***** Excerpted data *****
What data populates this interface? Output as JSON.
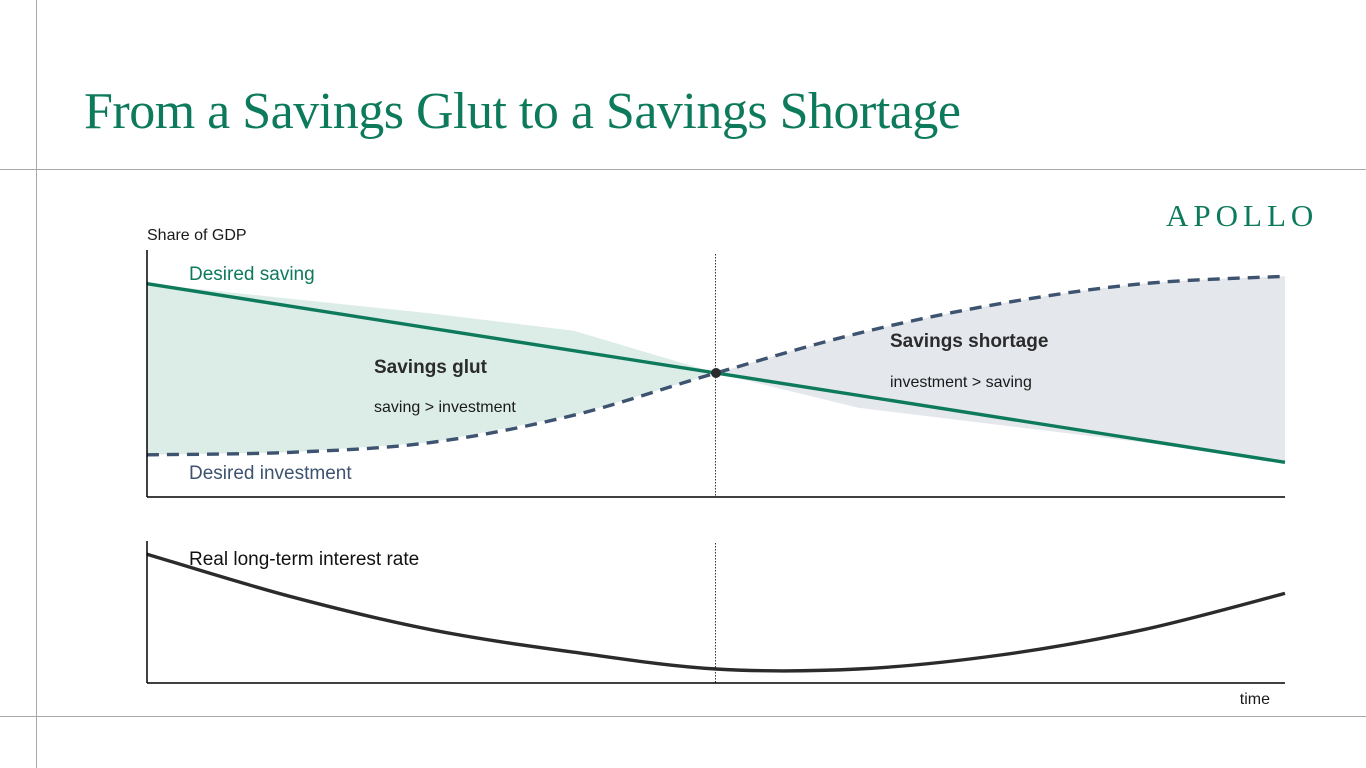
{
  "slide": {
    "title": "From a Savings Glut to a Savings Shortage",
    "logo": "APOLLO"
  },
  "colors": {
    "title": "#0e7a5c",
    "saving_line": "#0e7a5c",
    "investment_line": "#3d5370",
    "glut_fill": "#dcece7",
    "shortage_fill": "#e4e7ec",
    "rate_line": "#2b2b2b",
    "axis": "#000000",
    "guide": "#a8a8a8"
  },
  "chart_data": [
    {
      "type": "line",
      "ylabel": "Share of GDP",
      "x": [
        0,
        0.125,
        0.25,
        0.375,
        0.5,
        0.625,
        0.75,
        0.875,
        1
      ],
      "series": [
        {
          "name": "Desired saving",
          "style": "solid",
          "values": [
            0.86,
            0.8,
            0.74,
            0.67,
            0.5,
            0.36,
            0.29,
            0.22,
            0.14
          ]
        },
        {
          "name": "Desired investment",
          "style": "dashed",
          "values": [
            0.17,
            0.18,
            0.22,
            0.33,
            0.5,
            0.66,
            0.78,
            0.86,
            0.89
          ]
        }
      ],
      "crossover_x": 0.5,
      "regions": [
        {
          "label": "Savings glut",
          "sublabel": "saving > investment"
        },
        {
          "label": "Savings shortage",
          "sublabel": "investment > saving"
        }
      ],
      "grid": false
    },
    {
      "type": "line",
      "xlabel": "time",
      "series": [
        {
          "name": "Real long-term interest rate",
          "style": "solid",
          "values": [
            0.92,
            0.62,
            0.38,
            0.22,
            0.1,
            0.1,
            0.2,
            0.38,
            0.64
          ]
        }
      ],
      "grid": false
    }
  ]
}
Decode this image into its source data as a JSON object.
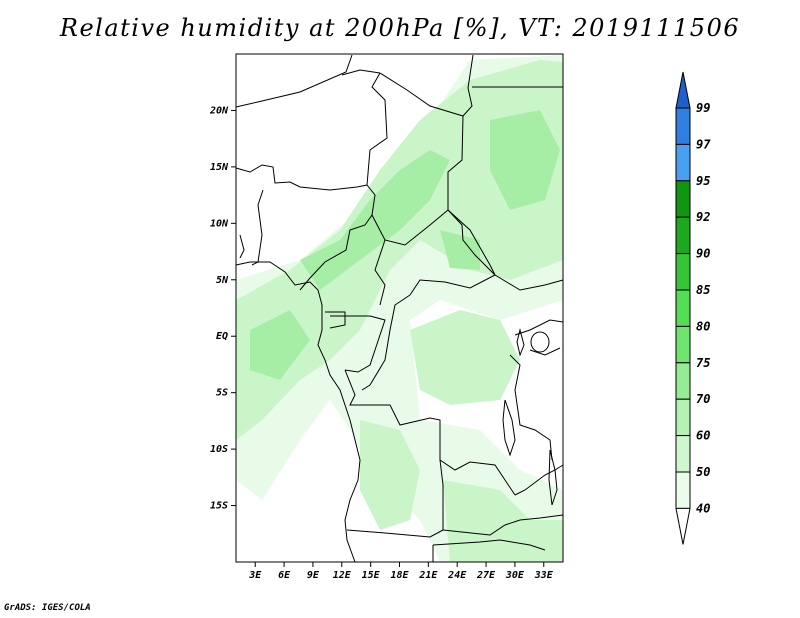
{
  "title": "Relative humidity at 200hPa [%], VT: 2019111506",
  "credit": "GrADS: IGES/COLA",
  "map": {
    "lon_ticks": [
      "3E",
      "6E",
      "9E",
      "12E",
      "15E",
      "18E",
      "21E",
      "24E",
      "27E",
      "30E",
      "33E"
    ],
    "lat_ticks": [
      "20N",
      "15N",
      "10N",
      "5N",
      "EQ",
      "5S",
      "10S",
      "15S"
    ],
    "lon_range": [
      1,
      35
    ],
    "lat_range": [
      -20,
      25
    ]
  },
  "colorbar": {
    "levels": [
      "99",
      "97",
      "95",
      "92",
      "90",
      "85",
      "80",
      "75",
      "70",
      "60",
      "50",
      "40"
    ],
    "fills": [
      "#1e5fc8",
      "#2f7fe0",
      "#4aa0f0",
      "#119611",
      "#1fa81f",
      "#37c437",
      "#55dd55",
      "#6fe56f",
      "#95ec95",
      "#b4f2b4",
      "#cff7cf",
      "#eafcea",
      "#ffffff"
    ]
  },
  "field_colors": {
    "lightest": "#e8fbe8",
    "light": "#c9f5c9",
    "medium": "#a6eea6"
  }
}
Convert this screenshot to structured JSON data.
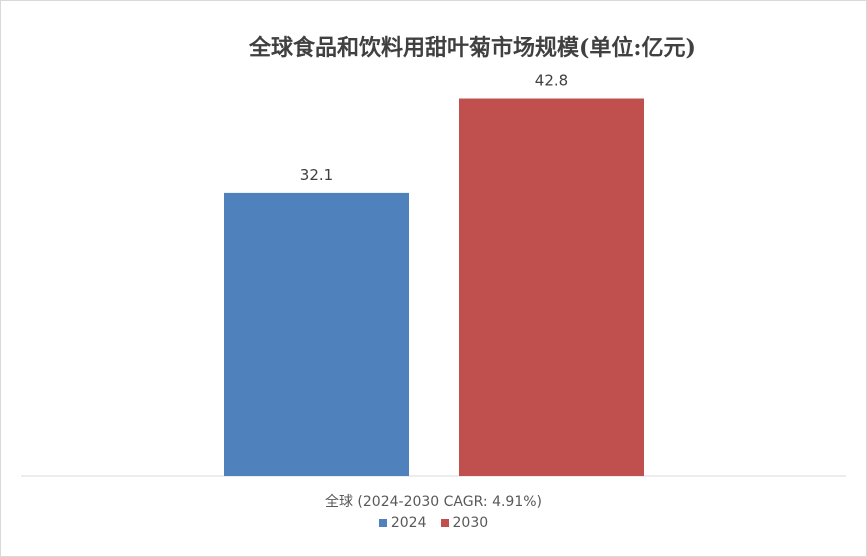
{
  "chart_data": {
    "type": "bar",
    "title": "全球食品和饮料用甜叶菊市场规模(单位:亿元)",
    "categories": [
      "全球 (2024-2030 CAGR: 4.91%)"
    ],
    "series": [
      {
        "name": "2024",
        "values": [
          32.1
        ],
        "color": "#4F81BD",
        "value_label": "32.1"
      },
      {
        "name": "2030",
        "values": [
          42.8
        ],
        "color": "#C0504D",
        "value_label": "42.8"
      }
    ],
    "ylim": [
      0,
      50
    ],
    "grid": false,
    "legend": "bottom"
  }
}
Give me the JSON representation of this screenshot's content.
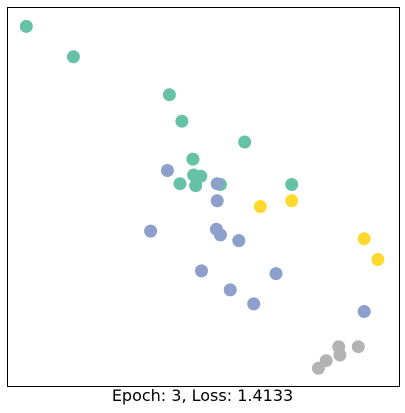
{
  "chart_data": {
    "type": "scatter",
    "title": "",
    "xlabel": "Epoch: 3, Loss: 1.4133",
    "ylabel": "",
    "axes": "hidden",
    "grid": false,
    "legend": "none",
    "xlim": [
      0,
      100
    ],
    "ylim": [
      0,
      100
    ],
    "series": [
      {
        "color": "#66c2a5",
        "x": [
          4.8,
          16.8,
          41.3,
          44.5,
          47.3,
          47.5,
          49.3,
          44.0,
          48.0,
          54.3,
          60.5,
          72.5
        ],
        "y": [
          95.0,
          87.0,
          77.0,
          70.0,
          60.0,
          55.8,
          55.5,
          53.5,
          53.0,
          53.3,
          64.5,
          53.3
        ]
      },
      {
        "color": "#8da0cb",
        "x": [
          40.8,
          53.5,
          53.5,
          53.3,
          54.3,
          59.0,
          36.5,
          49.5,
          68.5,
          56.8,
          62.8,
          91.0
        ],
        "y": [
          57.0,
          53.5,
          49.0,
          41.5,
          40.0,
          38.5,
          41.0,
          30.5,
          29.8,
          25.5,
          21.8,
          19.8
        ]
      },
      {
        "color": "#ffd92f",
        "x": [
          64.5,
          72.5,
          91.0,
          94.5
        ],
        "y": [
          47.5,
          49.0,
          39.0,
          33.5
        ]
      },
      {
        "color": "#b3b3b3",
        "x": [
          84.5,
          89.5,
          84.8,
          81.3,
          79.3
        ],
        "y": [
          10.5,
          10.5,
          8.3,
          6.8,
          4.8
        ]
      }
    ]
  }
}
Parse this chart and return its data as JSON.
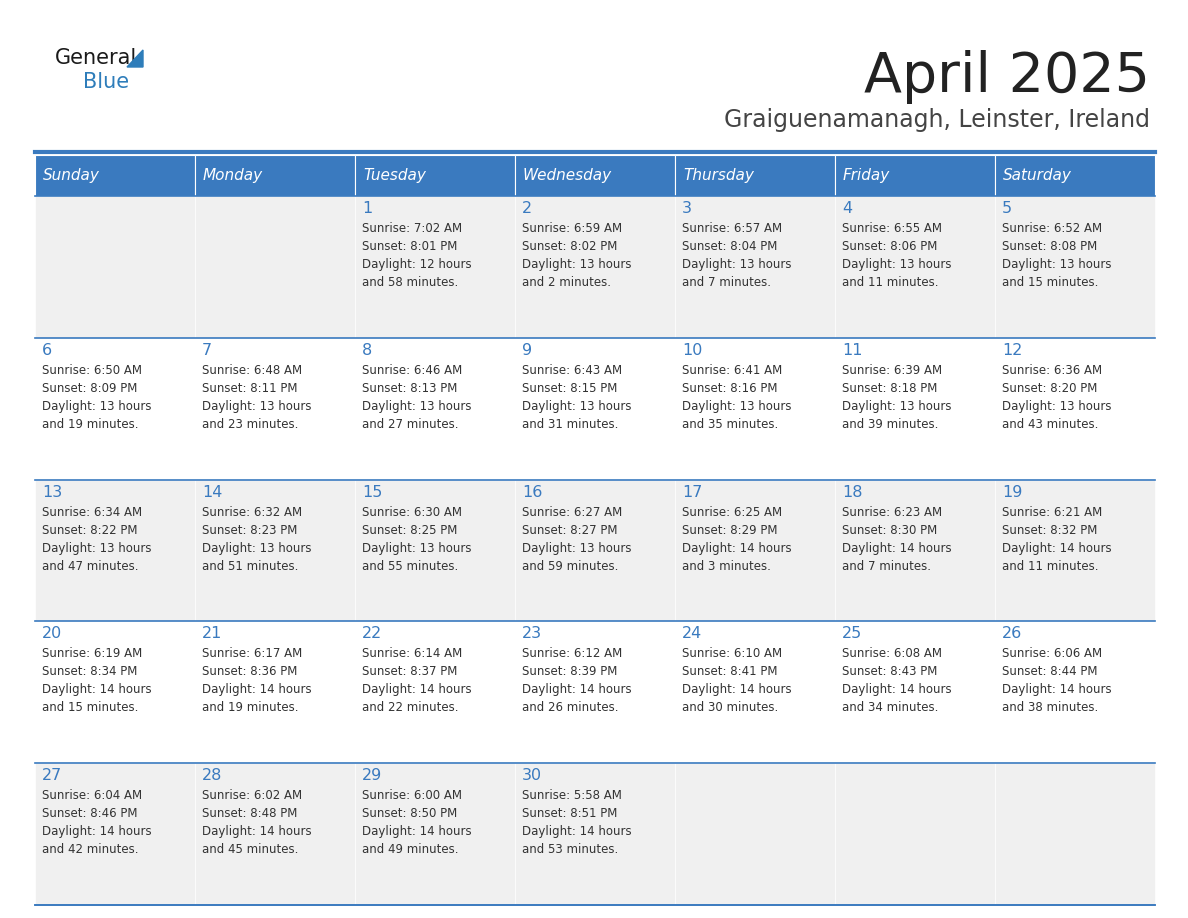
{
  "title": "April 2025",
  "subtitle": "Graiguenamanagh, Leinster, Ireland",
  "days_of_week": [
    "Sunday",
    "Monday",
    "Tuesday",
    "Wednesday",
    "Thursday",
    "Friday",
    "Saturday"
  ],
  "header_bg": "#3a7abf",
  "header_text_color": "#ffffff",
  "cell_bg_odd": "#f0f0f0",
  "cell_bg_even": "#ffffff",
  "cell_border_color": "#3a7abf",
  "title_color": "#222222",
  "subtitle_color": "#444444",
  "day_number_color": "#3a7abf",
  "cell_text_color": "#333333",
  "logo_general_color": "#1a1a1a",
  "logo_blue_color": "#2e7dba",
  "weeks": [
    [
      {
        "day": null,
        "info": null
      },
      {
        "day": null,
        "info": null
      },
      {
        "day": 1,
        "info": "Sunrise: 7:02 AM\nSunset: 8:01 PM\nDaylight: 12 hours\nand 58 minutes."
      },
      {
        "day": 2,
        "info": "Sunrise: 6:59 AM\nSunset: 8:02 PM\nDaylight: 13 hours\nand 2 minutes."
      },
      {
        "day": 3,
        "info": "Sunrise: 6:57 AM\nSunset: 8:04 PM\nDaylight: 13 hours\nand 7 minutes."
      },
      {
        "day": 4,
        "info": "Sunrise: 6:55 AM\nSunset: 8:06 PM\nDaylight: 13 hours\nand 11 minutes."
      },
      {
        "day": 5,
        "info": "Sunrise: 6:52 AM\nSunset: 8:08 PM\nDaylight: 13 hours\nand 15 minutes."
      }
    ],
    [
      {
        "day": 6,
        "info": "Sunrise: 6:50 AM\nSunset: 8:09 PM\nDaylight: 13 hours\nand 19 minutes."
      },
      {
        "day": 7,
        "info": "Sunrise: 6:48 AM\nSunset: 8:11 PM\nDaylight: 13 hours\nand 23 minutes."
      },
      {
        "day": 8,
        "info": "Sunrise: 6:46 AM\nSunset: 8:13 PM\nDaylight: 13 hours\nand 27 minutes."
      },
      {
        "day": 9,
        "info": "Sunrise: 6:43 AM\nSunset: 8:15 PM\nDaylight: 13 hours\nand 31 minutes."
      },
      {
        "day": 10,
        "info": "Sunrise: 6:41 AM\nSunset: 8:16 PM\nDaylight: 13 hours\nand 35 minutes."
      },
      {
        "day": 11,
        "info": "Sunrise: 6:39 AM\nSunset: 8:18 PM\nDaylight: 13 hours\nand 39 minutes."
      },
      {
        "day": 12,
        "info": "Sunrise: 6:36 AM\nSunset: 8:20 PM\nDaylight: 13 hours\nand 43 minutes."
      }
    ],
    [
      {
        "day": 13,
        "info": "Sunrise: 6:34 AM\nSunset: 8:22 PM\nDaylight: 13 hours\nand 47 minutes."
      },
      {
        "day": 14,
        "info": "Sunrise: 6:32 AM\nSunset: 8:23 PM\nDaylight: 13 hours\nand 51 minutes."
      },
      {
        "day": 15,
        "info": "Sunrise: 6:30 AM\nSunset: 8:25 PM\nDaylight: 13 hours\nand 55 minutes."
      },
      {
        "day": 16,
        "info": "Sunrise: 6:27 AM\nSunset: 8:27 PM\nDaylight: 13 hours\nand 59 minutes."
      },
      {
        "day": 17,
        "info": "Sunrise: 6:25 AM\nSunset: 8:29 PM\nDaylight: 14 hours\nand 3 minutes."
      },
      {
        "day": 18,
        "info": "Sunrise: 6:23 AM\nSunset: 8:30 PM\nDaylight: 14 hours\nand 7 minutes."
      },
      {
        "day": 19,
        "info": "Sunrise: 6:21 AM\nSunset: 8:32 PM\nDaylight: 14 hours\nand 11 minutes."
      }
    ],
    [
      {
        "day": 20,
        "info": "Sunrise: 6:19 AM\nSunset: 8:34 PM\nDaylight: 14 hours\nand 15 minutes."
      },
      {
        "day": 21,
        "info": "Sunrise: 6:17 AM\nSunset: 8:36 PM\nDaylight: 14 hours\nand 19 minutes."
      },
      {
        "day": 22,
        "info": "Sunrise: 6:14 AM\nSunset: 8:37 PM\nDaylight: 14 hours\nand 22 minutes."
      },
      {
        "day": 23,
        "info": "Sunrise: 6:12 AM\nSunset: 8:39 PM\nDaylight: 14 hours\nand 26 minutes."
      },
      {
        "day": 24,
        "info": "Sunrise: 6:10 AM\nSunset: 8:41 PM\nDaylight: 14 hours\nand 30 minutes."
      },
      {
        "day": 25,
        "info": "Sunrise: 6:08 AM\nSunset: 8:43 PM\nDaylight: 14 hours\nand 34 minutes."
      },
      {
        "day": 26,
        "info": "Sunrise: 6:06 AM\nSunset: 8:44 PM\nDaylight: 14 hours\nand 38 minutes."
      }
    ],
    [
      {
        "day": 27,
        "info": "Sunrise: 6:04 AM\nSunset: 8:46 PM\nDaylight: 14 hours\nand 42 minutes."
      },
      {
        "day": 28,
        "info": "Sunrise: 6:02 AM\nSunset: 8:48 PM\nDaylight: 14 hours\nand 45 minutes."
      },
      {
        "day": 29,
        "info": "Sunrise: 6:00 AM\nSunset: 8:50 PM\nDaylight: 14 hours\nand 49 minutes."
      },
      {
        "day": 30,
        "info": "Sunrise: 5:58 AM\nSunset: 8:51 PM\nDaylight: 14 hours\nand 53 minutes."
      },
      {
        "day": null,
        "info": null
      },
      {
        "day": null,
        "info": null
      },
      {
        "day": null,
        "info": null
      }
    ]
  ]
}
*****
### Challenge:
Go through the records and pull out each line that includes the word "Desired".

### Task answer:
          "name": "Desired saving",
          "name": "Desired investment",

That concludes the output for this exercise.